[The request] Return all lines below containing the word "marker".

[Supplied entries]
===

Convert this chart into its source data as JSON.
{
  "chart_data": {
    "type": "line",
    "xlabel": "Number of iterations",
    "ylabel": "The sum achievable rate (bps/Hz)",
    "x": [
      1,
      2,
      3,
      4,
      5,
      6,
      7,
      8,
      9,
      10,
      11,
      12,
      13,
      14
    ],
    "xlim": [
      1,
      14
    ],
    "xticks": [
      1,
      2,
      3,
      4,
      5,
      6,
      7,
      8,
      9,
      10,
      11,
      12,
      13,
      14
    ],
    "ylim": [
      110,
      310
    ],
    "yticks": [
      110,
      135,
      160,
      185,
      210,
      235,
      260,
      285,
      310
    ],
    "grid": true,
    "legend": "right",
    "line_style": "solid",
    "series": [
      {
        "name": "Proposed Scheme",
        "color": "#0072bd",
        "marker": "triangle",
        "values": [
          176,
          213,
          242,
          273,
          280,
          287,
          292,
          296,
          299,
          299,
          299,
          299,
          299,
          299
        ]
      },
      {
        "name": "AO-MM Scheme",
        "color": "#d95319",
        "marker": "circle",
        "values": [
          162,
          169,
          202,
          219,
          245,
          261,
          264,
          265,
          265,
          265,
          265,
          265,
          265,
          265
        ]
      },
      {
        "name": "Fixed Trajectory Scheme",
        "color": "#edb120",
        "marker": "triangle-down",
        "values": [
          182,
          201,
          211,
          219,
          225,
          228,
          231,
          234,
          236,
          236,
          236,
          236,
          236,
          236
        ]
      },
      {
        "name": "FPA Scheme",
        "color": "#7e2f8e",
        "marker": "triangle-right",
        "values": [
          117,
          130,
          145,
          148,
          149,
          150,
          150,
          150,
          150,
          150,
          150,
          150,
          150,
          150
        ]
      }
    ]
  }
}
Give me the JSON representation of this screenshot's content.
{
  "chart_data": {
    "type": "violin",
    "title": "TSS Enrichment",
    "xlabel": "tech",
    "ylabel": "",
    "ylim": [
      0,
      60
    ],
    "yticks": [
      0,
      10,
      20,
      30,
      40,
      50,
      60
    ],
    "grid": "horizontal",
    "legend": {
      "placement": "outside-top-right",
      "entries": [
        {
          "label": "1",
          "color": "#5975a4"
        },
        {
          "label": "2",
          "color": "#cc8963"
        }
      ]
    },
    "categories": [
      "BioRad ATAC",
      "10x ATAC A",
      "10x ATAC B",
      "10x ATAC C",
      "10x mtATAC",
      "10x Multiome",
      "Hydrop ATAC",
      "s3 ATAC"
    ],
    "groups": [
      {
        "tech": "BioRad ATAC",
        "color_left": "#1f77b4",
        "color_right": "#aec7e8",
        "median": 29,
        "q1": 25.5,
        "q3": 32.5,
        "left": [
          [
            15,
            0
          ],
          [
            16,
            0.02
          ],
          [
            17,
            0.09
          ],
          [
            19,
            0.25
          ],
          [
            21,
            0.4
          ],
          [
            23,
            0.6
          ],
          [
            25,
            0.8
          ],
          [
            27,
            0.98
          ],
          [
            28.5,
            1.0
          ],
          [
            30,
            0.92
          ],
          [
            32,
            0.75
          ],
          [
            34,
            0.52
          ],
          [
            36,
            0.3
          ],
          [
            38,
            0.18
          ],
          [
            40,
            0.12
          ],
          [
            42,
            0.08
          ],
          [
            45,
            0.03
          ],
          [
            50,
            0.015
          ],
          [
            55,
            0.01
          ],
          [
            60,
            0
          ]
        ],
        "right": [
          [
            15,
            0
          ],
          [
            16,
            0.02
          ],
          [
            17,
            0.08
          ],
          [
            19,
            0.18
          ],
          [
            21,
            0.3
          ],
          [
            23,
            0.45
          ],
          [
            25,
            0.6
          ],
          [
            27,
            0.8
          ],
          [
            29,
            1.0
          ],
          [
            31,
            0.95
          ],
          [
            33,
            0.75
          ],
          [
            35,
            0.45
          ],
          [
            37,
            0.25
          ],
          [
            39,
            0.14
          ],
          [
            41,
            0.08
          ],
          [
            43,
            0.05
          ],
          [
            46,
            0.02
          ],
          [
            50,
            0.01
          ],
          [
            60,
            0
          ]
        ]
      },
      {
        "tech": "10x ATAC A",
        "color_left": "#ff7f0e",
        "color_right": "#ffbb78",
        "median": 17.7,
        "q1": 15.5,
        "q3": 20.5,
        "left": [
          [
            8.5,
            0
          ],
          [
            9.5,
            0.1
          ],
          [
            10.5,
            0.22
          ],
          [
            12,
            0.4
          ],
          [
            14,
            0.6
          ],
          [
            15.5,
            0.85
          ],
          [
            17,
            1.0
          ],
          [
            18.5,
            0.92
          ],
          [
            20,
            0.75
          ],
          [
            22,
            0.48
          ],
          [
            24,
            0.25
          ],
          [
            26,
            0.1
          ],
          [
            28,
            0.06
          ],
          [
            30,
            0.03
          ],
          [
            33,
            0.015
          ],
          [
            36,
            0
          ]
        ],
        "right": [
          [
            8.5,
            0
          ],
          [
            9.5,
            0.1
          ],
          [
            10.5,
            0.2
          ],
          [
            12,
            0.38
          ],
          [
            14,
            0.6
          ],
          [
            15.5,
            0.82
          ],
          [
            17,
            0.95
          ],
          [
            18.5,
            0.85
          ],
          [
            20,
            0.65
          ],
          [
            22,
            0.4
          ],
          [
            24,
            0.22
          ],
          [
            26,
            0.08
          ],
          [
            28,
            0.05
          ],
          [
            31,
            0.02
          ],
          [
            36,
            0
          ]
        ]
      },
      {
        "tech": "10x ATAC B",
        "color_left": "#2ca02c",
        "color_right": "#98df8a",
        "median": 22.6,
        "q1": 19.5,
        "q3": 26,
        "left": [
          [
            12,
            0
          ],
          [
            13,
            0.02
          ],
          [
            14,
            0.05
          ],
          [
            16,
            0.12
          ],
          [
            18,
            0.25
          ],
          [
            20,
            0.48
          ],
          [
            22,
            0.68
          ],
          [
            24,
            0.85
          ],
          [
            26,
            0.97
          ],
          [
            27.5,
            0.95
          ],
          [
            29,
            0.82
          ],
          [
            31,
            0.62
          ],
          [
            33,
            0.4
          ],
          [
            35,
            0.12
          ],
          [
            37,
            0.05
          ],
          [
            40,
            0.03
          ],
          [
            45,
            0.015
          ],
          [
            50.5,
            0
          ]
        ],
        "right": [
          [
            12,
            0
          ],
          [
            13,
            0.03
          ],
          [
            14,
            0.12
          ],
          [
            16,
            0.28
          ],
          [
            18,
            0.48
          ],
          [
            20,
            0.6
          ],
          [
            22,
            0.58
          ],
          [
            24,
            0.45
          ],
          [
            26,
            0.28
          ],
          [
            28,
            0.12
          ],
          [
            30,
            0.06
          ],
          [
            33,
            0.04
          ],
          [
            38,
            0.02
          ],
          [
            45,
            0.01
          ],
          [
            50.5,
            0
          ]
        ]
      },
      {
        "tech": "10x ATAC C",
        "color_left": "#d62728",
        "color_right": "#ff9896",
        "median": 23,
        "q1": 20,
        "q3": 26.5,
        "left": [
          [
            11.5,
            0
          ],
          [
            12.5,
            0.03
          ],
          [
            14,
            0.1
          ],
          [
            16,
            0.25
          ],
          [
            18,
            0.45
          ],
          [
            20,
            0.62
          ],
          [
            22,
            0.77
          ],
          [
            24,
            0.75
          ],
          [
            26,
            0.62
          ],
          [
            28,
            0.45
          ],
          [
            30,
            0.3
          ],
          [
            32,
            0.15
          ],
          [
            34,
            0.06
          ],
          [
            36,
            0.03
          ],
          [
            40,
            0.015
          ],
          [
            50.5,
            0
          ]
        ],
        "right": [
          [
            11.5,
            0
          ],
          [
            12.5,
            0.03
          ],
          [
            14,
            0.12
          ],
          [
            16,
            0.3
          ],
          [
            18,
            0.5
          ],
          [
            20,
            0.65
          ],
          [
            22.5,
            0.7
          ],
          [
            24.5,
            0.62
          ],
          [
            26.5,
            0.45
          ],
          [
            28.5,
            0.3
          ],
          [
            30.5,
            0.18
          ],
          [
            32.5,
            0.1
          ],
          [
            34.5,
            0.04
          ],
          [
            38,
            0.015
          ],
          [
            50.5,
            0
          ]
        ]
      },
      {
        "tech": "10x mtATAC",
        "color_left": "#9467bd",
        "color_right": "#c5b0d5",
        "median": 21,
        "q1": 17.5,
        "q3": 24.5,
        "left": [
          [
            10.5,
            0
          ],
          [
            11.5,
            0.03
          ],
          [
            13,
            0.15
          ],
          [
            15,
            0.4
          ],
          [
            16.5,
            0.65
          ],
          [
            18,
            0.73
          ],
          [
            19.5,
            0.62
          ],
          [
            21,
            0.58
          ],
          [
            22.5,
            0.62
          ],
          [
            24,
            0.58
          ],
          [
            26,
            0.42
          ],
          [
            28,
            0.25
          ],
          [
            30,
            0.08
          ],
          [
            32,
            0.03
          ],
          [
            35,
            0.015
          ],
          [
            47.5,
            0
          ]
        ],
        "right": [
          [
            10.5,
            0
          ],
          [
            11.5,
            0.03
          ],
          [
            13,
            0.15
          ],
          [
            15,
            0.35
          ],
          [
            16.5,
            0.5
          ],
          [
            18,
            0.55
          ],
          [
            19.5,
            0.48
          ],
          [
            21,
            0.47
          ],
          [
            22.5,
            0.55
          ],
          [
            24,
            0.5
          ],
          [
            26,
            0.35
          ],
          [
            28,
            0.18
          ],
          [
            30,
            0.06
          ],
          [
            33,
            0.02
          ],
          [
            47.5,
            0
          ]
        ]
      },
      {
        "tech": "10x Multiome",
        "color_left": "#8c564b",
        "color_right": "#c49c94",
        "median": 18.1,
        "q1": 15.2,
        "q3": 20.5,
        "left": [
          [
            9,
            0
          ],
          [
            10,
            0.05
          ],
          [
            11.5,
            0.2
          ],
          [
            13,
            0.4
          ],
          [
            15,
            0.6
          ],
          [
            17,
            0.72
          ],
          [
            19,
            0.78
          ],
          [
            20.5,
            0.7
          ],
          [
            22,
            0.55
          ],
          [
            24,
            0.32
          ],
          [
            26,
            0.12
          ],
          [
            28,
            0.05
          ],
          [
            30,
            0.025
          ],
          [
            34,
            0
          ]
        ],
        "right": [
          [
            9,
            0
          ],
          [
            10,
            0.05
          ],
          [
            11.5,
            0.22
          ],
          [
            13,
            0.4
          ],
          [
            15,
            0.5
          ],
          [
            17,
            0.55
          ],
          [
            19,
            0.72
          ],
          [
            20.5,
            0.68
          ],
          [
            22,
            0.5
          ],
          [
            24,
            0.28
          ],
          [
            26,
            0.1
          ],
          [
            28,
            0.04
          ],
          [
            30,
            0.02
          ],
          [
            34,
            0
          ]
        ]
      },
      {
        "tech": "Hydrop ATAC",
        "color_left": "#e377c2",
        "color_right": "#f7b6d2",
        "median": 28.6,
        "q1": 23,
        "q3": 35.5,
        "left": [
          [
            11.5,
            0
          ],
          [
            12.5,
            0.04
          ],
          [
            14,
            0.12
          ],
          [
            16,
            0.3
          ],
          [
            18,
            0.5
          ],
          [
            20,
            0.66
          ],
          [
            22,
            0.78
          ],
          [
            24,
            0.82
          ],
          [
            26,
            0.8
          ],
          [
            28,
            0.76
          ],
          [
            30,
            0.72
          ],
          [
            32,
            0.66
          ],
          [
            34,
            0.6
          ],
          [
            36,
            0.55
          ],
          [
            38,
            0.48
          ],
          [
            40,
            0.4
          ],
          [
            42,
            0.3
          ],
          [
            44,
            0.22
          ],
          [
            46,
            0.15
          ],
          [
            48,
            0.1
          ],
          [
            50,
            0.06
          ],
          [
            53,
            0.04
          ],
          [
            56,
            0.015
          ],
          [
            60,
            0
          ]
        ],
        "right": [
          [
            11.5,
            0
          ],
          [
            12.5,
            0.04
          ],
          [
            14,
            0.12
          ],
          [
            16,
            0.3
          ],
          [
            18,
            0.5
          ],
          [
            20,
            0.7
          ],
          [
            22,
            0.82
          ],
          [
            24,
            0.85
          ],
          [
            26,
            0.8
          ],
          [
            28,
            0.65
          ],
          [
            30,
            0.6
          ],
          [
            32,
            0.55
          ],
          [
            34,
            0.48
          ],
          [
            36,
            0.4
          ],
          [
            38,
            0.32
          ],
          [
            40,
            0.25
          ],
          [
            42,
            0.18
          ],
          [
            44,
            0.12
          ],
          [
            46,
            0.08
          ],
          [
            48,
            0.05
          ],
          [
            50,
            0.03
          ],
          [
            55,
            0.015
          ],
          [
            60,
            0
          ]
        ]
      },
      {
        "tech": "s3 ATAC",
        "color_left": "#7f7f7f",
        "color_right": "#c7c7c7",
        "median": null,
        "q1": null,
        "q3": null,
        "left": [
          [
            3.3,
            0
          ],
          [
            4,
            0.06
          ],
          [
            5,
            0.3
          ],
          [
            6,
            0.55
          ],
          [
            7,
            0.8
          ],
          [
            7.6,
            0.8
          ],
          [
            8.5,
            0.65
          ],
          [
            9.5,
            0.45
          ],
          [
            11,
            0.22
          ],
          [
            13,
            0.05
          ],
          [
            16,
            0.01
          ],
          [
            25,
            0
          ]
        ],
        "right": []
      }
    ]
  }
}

===

[Exercise answer]
        "marker": "triangle",
        "marker": "circle",
        "marker": "triangle-down",
        "marker": "triangle-right",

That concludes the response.